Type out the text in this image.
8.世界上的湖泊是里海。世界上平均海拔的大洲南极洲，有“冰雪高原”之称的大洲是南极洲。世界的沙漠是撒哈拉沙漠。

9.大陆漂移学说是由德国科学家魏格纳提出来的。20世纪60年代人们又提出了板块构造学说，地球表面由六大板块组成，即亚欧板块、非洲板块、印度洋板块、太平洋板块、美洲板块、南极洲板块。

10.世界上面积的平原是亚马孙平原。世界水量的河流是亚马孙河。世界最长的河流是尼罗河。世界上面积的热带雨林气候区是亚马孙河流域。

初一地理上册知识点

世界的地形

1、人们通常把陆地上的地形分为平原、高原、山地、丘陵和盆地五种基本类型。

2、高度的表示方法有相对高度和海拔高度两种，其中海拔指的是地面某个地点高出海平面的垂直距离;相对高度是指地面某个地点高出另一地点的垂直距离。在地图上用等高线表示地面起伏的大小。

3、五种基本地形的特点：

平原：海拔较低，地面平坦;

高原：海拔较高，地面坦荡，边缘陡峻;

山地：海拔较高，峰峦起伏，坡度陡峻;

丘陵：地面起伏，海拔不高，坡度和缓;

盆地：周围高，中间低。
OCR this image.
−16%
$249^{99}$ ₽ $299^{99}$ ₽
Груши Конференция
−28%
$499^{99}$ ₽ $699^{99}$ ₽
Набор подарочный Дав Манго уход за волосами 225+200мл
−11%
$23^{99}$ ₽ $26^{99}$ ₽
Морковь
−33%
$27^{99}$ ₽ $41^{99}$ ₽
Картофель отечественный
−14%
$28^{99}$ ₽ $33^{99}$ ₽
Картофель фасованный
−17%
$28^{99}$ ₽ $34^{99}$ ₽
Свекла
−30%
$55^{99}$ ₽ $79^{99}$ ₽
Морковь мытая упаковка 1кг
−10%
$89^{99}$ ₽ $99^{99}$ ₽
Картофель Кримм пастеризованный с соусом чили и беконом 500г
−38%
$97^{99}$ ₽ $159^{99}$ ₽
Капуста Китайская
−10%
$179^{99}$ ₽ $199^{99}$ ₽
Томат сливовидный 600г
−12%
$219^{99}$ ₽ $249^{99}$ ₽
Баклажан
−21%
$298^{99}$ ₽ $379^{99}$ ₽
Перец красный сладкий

EXERCISE PROMPT:
Pick out and copy every line that contains the word "Картофель".

CORRECT ANSWER:
Картофель отечественный
Картофель фасованный
Картофель Кримм пастеризованный с соусом чили и беконом 500г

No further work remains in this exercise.